### Problem requirements
When you copy the material below, keep every line exact and omit the pictures.

### Exercise inputs
::::::::::

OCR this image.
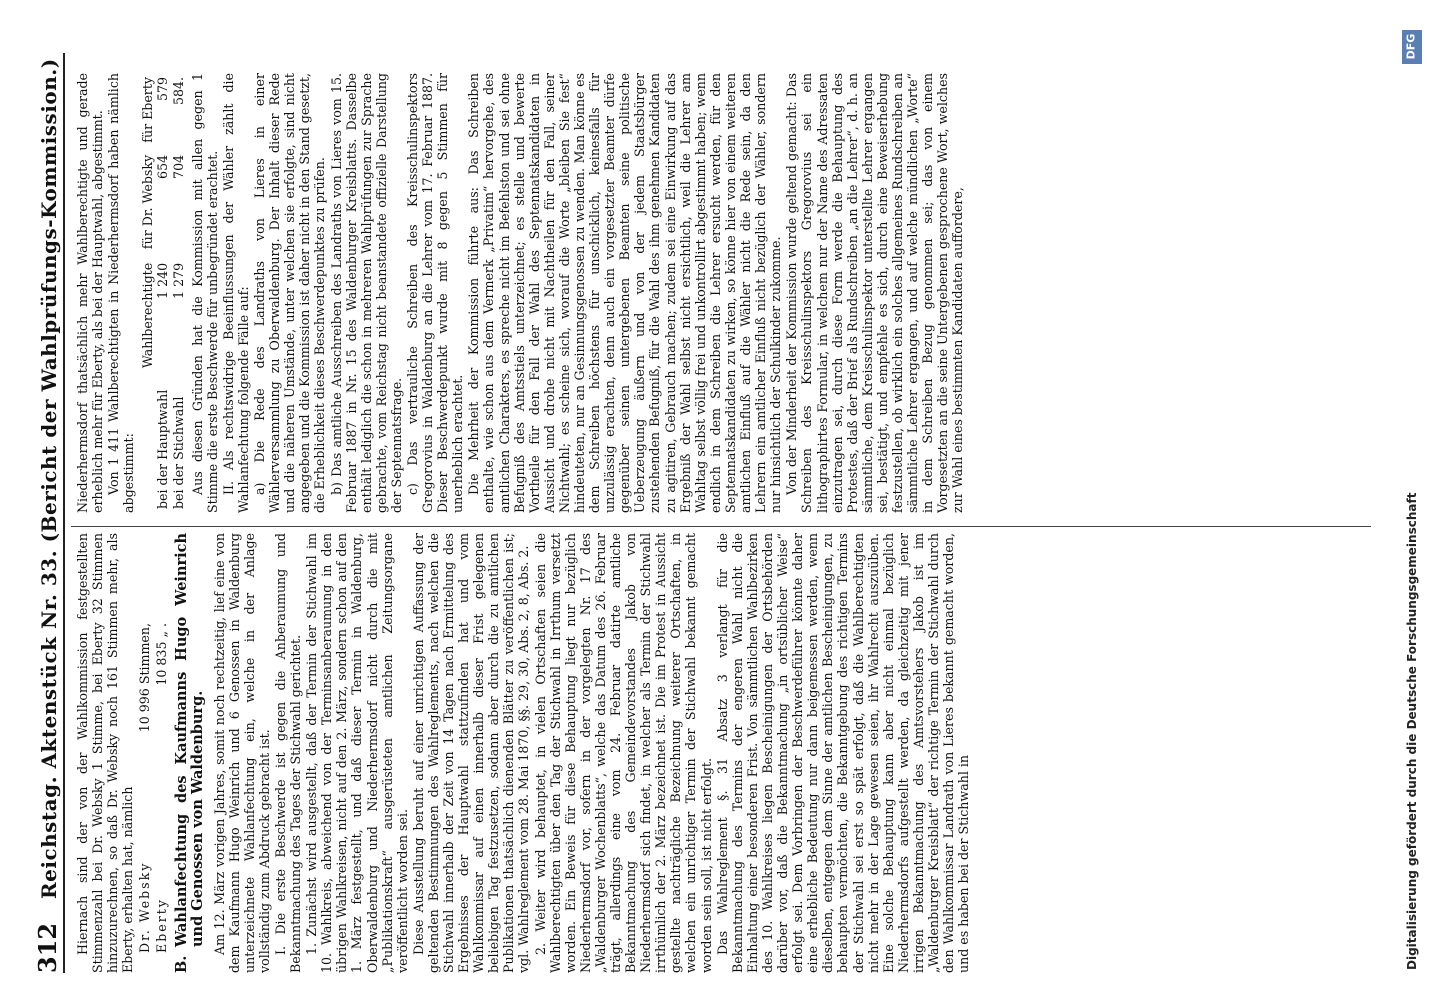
312
Reichstag. Aktenstück Nr. 33. (Bericht der Wahlprüfungs-Kommission.) Hiernach sind der von der Wahlkommission festgestellten Stimmenzahl bei Dr. Websky 1 Stimme, bei Eberty 32 Stimmen hinzuzurechnen, so daß Dr. Websky noch 161 Stimmen mehr, als Eberty, erhalten hat, nämlich Dr. Websky
10 996 Stimmen,
Eberty
10 835 „ .
B.
Wahlanfechtung des Kaufmanns Hugo Weinrich und Genossen von Waldenburg. Am 12. März vorigen Jahres, somit noch rechtzeitig, lief eine von dem Kaufmann Hugo Weinrich und 6 Genossen in Waldenburg unterzeichnete Wahlanfechtung ein, welche in der Anlage vollständig zum Abdruck gebracht ist. I. Die erste Beschwerde ist gegen die Anberaumung und Bekanntmachung des Tages der Stichwahl gerichtet. 1. Zunächst wird ausgestellt, daß der Termin der Stichwahl im 10. Wahlkreis, abweichend von der Terminsanberaumung in den übrigen Wahlkreisen, nicht auf den 2. März, sondern schon auf den 1. März festgestellt, und daß dieser Termin in Waldenburg, Oberwaldenburg und Niederhermsdorf nicht durch die mit „Publikationskraft“ ausgerüsteten amtlichen Zeitungsorgane veröffentlicht worden sei. Diese Ausstellung beruht auf einer unrichtigen Auffassung der geltenden Bestimmungen des Wahlreglements, nach welchen die Stichwahl innerhalb der Zeit von 14 Tagen nach Ermittelung des Ergebnisses der Hauptwahl stattzufinden hat und vom Wahlkommissar auf einen innerhalb dieser Frist gelegenen beliebigen Tag festzusetzen, sodann aber durch die zu amtlichen Publikationen thatsächlich dienenden Blätter zu veröffentlichen ist; vgl. Wahlreglement vom 28. Mai 1870, §§. 29, 30, Abs. 2, 8, Abs. 2. 2. Weiter wird behauptet, in vielen Ortschaften seien die Wahlberechtigten über den Tag der Stichwahl in Irrthum versetzt worden. Ein Beweis für diese Behauptung liegt nur bezüglich Niederhermsdorf vor, sofern in der vorgelegten Nr. 17 des „Waldenburger Wochenblatts“, welche das Datum des 26. Februar trägt, allerdings eine vom 24. Februar datirte amtliche Bekanntmachung des Gemeindevorstandes Jakob von Niederhermsdorf sich findet, in welcher als Termin der Stichwahl irrthümlich der 2. März bezeichnet ist. Die im Protest in Aussicht gestellte nachträgliche Bezeichnung weiterer Ortschaften, in welchen ein unrichtiger Termin der Stichwahl bekannt gemacht worden sein soll, ist nicht erfolgt. Das Wahlreglement §. 31 Absatz 3 verlangt für die Bekanntmachung des Termins der engeren Wahl nicht die Einhaltung einer besonderen Frist. Von sämmtlichen Wahlbezirken des 10. Wahlkreises liegen Bescheinigungen der Ortsbehörden darüber vor, daß die Bekanntmachung „in ortsüblicher Weise“ erfolgt sei. Dem Vorbringen der Beschwerdeführer könnte daher eine erhebliche Bedeutung nur dann beigemessen werden, wenn dieselben, entgegen dem Sinne der amtlichen Bescheinigungen, zu behaupten vermöchten, die Bekanntgebung des richtigen Termins der Stichwahl sei erst so spät erfolgt, daß die Wahlberechtigten nicht mehr in der Lage gewesen seien, ihr Wahlrecht auszuüben. Eine solche Behauptung kann aber nicht einmal bezüglich Niederhermsdorfs aufgestellt werden, da gleichzeitig mit jener irrigen Bekanntmachung des Amtsvorstehers Jakob ist im „Waldenburger Kreisblatt“ der richtige Termin der Stichwahl durch den Wahlkommissar Landrath von Lieres bekannt gemacht worden, und es haben bei der Stichwahl in

Niederhermsdorf thatsächlich mehr Wahlberechtigte und gerade erheblich mehr für Eberty, als bei der Hauptwahl, abgestimmt. Von 1 411 Wahlberechtigten in Niederhermsdorf haben nämlich abgestimmt:

	Wahlberechtigte	für Dr. Websky	für Eberty
bei der Hauptwahl	1 240	654	579
bei der Stichwahl	1 279	704	584. Aus diesen Gründen hat die Kommission mit allen gegen 1 Stimme die erste Beschwerde für unbegründet erachtet. II. Als rechtswidrige Beeinflussungen der Wähler zählt die Wahlanfechtung folgende Fälle auf: a) Die Rede des Landraths von Lieres in einer Wählerversammlung zu Oberwaldenburg. Der Inhalt dieser Rede und die näheren Umstände, unter welchen sie erfolgte, sind nicht angegeben und die Kommission ist daher nicht in den Stand gesetzt, die Erheblichkeit dieses Beschwerdepunktes zu prüfen. b) Das amtliche Ausschreiben des Landraths von Lieres vom 15. Februar 1887 in Nr. 15 des Waldenburger Kreisblatts. Dasselbe enthält lediglich die schon in mehreren Wahlprüfungen zur Sprache gebrachte, vom Reichstag nicht beanstandete offizielle Darstellung der Septennatsfrage. c) Das vertrauliche Schreiben des Kreisschulinspektors Gregorovius in Waldenburg an die Lehrer vom 17. Februar 1887. Dieser Beschwerdepunkt wurde mit 8 gegen 5 Stimmen für unerheblich erachtet. Die Mehrheit der Kommission führte aus: Das Schreiben enthalte, wie schon aus dem Vermerk „Privatim“ hervorgehe, des amtlichen Charakters, es spreche nicht im Befehlston und sei ohne Befugniß des Amtsstiels unterzeichnet; es stelle und bewerte Vortheile für den Fall der Wahl des Septennatskandidaten in Aussicht und drohe nicht mit Nachtheilen für den Fall, seiner Nichtwahl; es scheine sich, worauf die Worte „bleiben Sie fest“ hindeuteten, nur an Gesinnungsgenossen zu wenden. Man könne es dem Schreiben höchstens für unschicklich, keinesfalls für unzulässig erachten, denn auch ein vorgesetzter Beamter dürfe gegenüber seinen untergebenen Beamten seine politische Ueberzeugung äußern und von der jedem Staatsbürger zustehenden Befugniß, für die Wahl des ihm genehmen Kandidaten zu agitiren, Gebrauch machen; zudem sei eine Einwirkung auf das Ergebniß der Wahl selbst nicht ersichtlich, weil die Lehrer am Wahltag selbst völlig frei und unkontrollirt abgestimmt haben; wenn endlich in dem Schreiben die Lehrer ersucht werden, für den Septennatskandidaten zu wirken, so könne hier von einem weiteren amtlichen Einfluß auf die Wähler nicht die Rede sein, da den Lehrern ein amtlicher Einfluß nicht bezüglich der Wähler, sondern nur hinsichtlich der Schulkinder zukomme. Von der Minderheit der Kommission wurde geltend gemacht: Das Schreiben des Kreisschulinspektors Gregorovius sei ein lithographirtes Formular, in welchem nur der Name des Adressaten einzutragen sei, durch diese Form werde die Behauptung des Protestes, daß der Brief als Rundschreiben „an die Lehrer“, d. h. an sämmtliche, dem Kreisschulinspektor unterstellte Lehrer ergangen sei, bestätigt, und empfehle es sich, durch eine Beweiserhebung festzustellen, ob wirklich ein solches allgemeines Rundschreiben an sämmtliche Lehrer ergangen, und auf welche mündlichen „Worte“ in dem Schreiben Bezug genommen sei; das von einem Vorgesetzten an die seine Untergebenen gesprochene Wort, welches zur Wahl eines bestimmten Kandidaten auffordere,

DFG
Digitalisierung gefördert durch die Deutsche Forschungsgemeinschaft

::::::::::

### Task solution
OCR this image.
312
Reichstag. Aktenstück Nr. 33. (Bericht der Wahlprüfungs-Kommission.) Hiernach sind der von der Wahlkommission festgestellten Stimmenzahl bei Dr. Websky 1 Stimme, bei Eberty 32 Stimmen hinzuzurechnen, so daß Dr. Websky noch 161 Stimmen mehr, als Eberty, erhalten hat, nämlich Dr. Websky
10 996 Stimmen,
Eberty
10 835 „ .
B.
Wahlanfechtung des Kaufmanns Hugo Weinrich und Genossen von Waldenburg. Am 12. März vorigen Jahres, somit noch rechtzeitig, lief eine von dem Kaufmann Hugo Weinrich und 6 Genossen in Waldenburg unterzeichnete Wahlanfechtung ein, welche in der Anlage vollständig zum Abdruck gebracht ist. I. Die erste Beschwerde ist gegen die Anberaumung und Bekanntmachung des Tages der Stichwahl gerichtet. 1. Zunächst wird ausgestellt, daß der Termin der Stichwahl im 10. Wahlkreis, abweichend von der Terminsanberaumung in den übrigen Wahlkreisen, nicht auf den 2. März, sondern schon auf den 1. März festgestellt, und daß dieser Termin in Waldenburg, Oberwaldenburg und Niederhermsdorf nicht durch die mit „Publikationskraft“ ausgerüsteten amtlichen Zeitungsorgane veröffentlicht worden sei. Diese Ausstellung beruht auf einer unrichtigen Auffassung der geltenden Bestimmungen des Wahlreglements, nach welchen die Stichwahl innerhalb der Zeit von 14 Tagen nach Ermittelung des Ergebnisses der Hauptwahl stattzufinden hat und vom Wahlkommissar auf einen innerhalb dieser Frist gelegenen beliebigen Tag festzusetzen, sodann aber durch die zu amtlichen Publikationen thatsächlich dienenden Blätter zu veröffentlichen ist; vgl. Wahlreglement vom 28. Mai 1870, §§. 29, 30, Abs. 2, 8, Abs. 2. 2. Weiter wird behauptet, in vielen Ortschaften seien die Wahlberechtigten über den Tag der Stichwahl in Irrthum versetzt worden. Ein Beweis für diese Behauptung liegt nur bezüglich Niederhermsdorf vor, sofern in der vorgelegten Nr. 17 des „Waldenburger Wochenblatts“, welche das Datum des 26. Februar trägt, allerdings eine vom 24. Februar datirte amtliche Bekanntmachung des Gemeindevorstandes Jakob von Niederhermsdorf sich findet, in welcher als Termin der Stichwahl irrthümlich der 2. März bezeichnet ist. Die im Protest in Aussicht gestellte nachträgliche Bezeichnung weiterer Ortschaften, in welchen ein unrichtiger Termin der Stichwahl bekannt gemacht worden sein soll, ist nicht erfolgt. Das Wahlreglement §. 31 Absatz 3 verlangt für die Bekanntmachung des Termins der engeren Wahl nicht die Einhaltung einer besonderen Frist. Von sämmtlichen Wahlbezirken des 10. Wahlkreises liegen Bescheinigungen der Ortsbehörden darüber vor, daß die Bekanntmachung „in ortsüblicher Weise“ erfolgt sei. Dem Vorbringen der Beschwerdeführer könnte daher eine erhebliche Bedeutung nur dann beigemessen werden, wenn dieselben, entgegen dem Sinne der amtlichen Bescheinigungen, zu behaupten vermöchten, die Bekanntgebung des richtigen Termins der Stichwahl sei erst so spät erfolgt, daß die Wahlberechtigten nicht mehr in der Lage gewesen seien, ihr Wahlrecht auszuüben. Eine solche Behauptung kann aber nicht einmal bezüglich Niederhermsdorfs aufgestellt werden, da gleichzeitig mit jener irrigen Bekanntmachung des Amtsvorstehers Jakob ist im „Waldenburger Kreisblatt“ der richtige Termin der Stichwahl durch den Wahlkommissar Landrath von Lieres bekannt gemacht worden, und es haben bei der Stichwahl in

Niederhermsdorf thatsächlich mehr Wahlberechtigte und gerade erheblich mehr für Eberty, als bei der Hauptwahl, abgestimmt. Von 1 411 Wahlberechtigten in Niederhermsdorf haben nämlich abgestimmt:

	Wahlberechtigte	für Dr. Websky	für Eberty
bei der Hauptwahl	1 240	654	579
bei der Stichwahl	1 279	704	584. Aus diesen Gründen hat die Kommission mit allen gegen 1 Stimme die erste Beschwerde für unbegründet erachtet. II. Als rechtswidrige Beeinflussungen der Wähler zählt die Wahlanfechtung folgende Fälle auf: a) Die Rede des Landraths von Lieres in einer Wählerversammlung zu Oberwaldenburg. Der Inhalt dieser Rede und die näheren Umstände, unter welchen sie erfolgte, sind nicht angegeben und die Kommission ist daher nicht in den Stand gesetzt, die Erheblichkeit dieses Beschwerdepunktes zu prüfen. b) Das amtliche Ausschreiben des Landraths von Lieres vom 15. Februar 1887 in Nr. 15 des Waldenburger Kreisblatts. Dasselbe enthält lediglich die schon in mehreren Wahlprüfungen zur Sprache gebrachte, vom Reichstag nicht beanstandete offizielle Darstellung der Septennatsfrage. c) Das vertrauliche Schreiben des Kreisschulinspektors Gregorovius in Waldenburg an die Lehrer vom 17. Februar 1887. Dieser Beschwerdepunkt wurde mit 8 gegen 5 Stimmen für unerheblich erachtet. Die Mehrheit der Kommission führte aus: Das Schreiben enthalte, wie schon aus dem Vermerk „Privatim“ hervorgehe, des amtlichen Charakters, es spreche nicht im Befehlston und sei ohne Befugniß des Amtsstiels unterzeichnet; es stelle und bewerte Vortheile für den Fall der Wahl des Septennatskandidaten in Aussicht und drohe nicht mit Nachtheilen für den Fall, seiner Nichtwahl; es scheine sich, worauf die Worte „bleiben Sie fest“ hindeuteten, nur an Gesinnungsgenossen zu wenden. Man könne es dem Schreiben höchstens für unschicklich, keinesfalls für unzulässig erachten, denn auch ein vorgesetzter Beamter dürfe gegenüber seinen untergebenen Beamten seine politische Ueberzeugung äußern und von der jedem Staatsbürger zustehenden Befugniß, für die Wahl des ihm genehmen Kandidaten zu agitiren, Gebrauch machen; zudem sei eine Einwirkung auf das Ergebniß der Wahl selbst nicht ersichtlich, weil die Lehrer am Wahltag selbst völlig frei und unkontrollirt abgestimmt haben; wenn endlich in dem Schreiben die Lehrer ersucht werden, für den Septennatskandidaten zu wirken, so könne hier von einem weiteren amtlichen Einfluß auf die Wähler nicht die Rede sein, da den Lehrern ein amtlicher Einfluß nicht bezüglich der Wähler, sondern nur hinsichtlich der Schulkinder zukomme. Von der Minderheit der Kommission wurde geltend gemacht: Das Schreiben des Kreisschulinspektors Gregorovius sei ein lithographirtes Formular, in welchem nur der Name des Adressaten einzutragen sei, durch diese Form werde die Behauptung des Protestes, daß der Brief als Rundschreiben „an die Lehrer“, d. h. an sämmtliche, dem Kreisschulinspektor unterstellte Lehrer ergangen sei, bestätigt, und empfehle es sich, durch eine Beweiserhebung festzustellen, ob wirklich ein solches allgemeines Rundschreiben an sämmtliche Lehrer ergangen, und auf welche mündlichen „Worte“ in dem Schreiben Bezug genommen sei; das von einem Vorgesetzten an die seine Untergebenen gesprochene Wort, welches zur Wahl eines bestimmten Kandidaten auffordere,

DFG
Digitalisierung gefördert durch die Deutsche Forschungsgemeinschaft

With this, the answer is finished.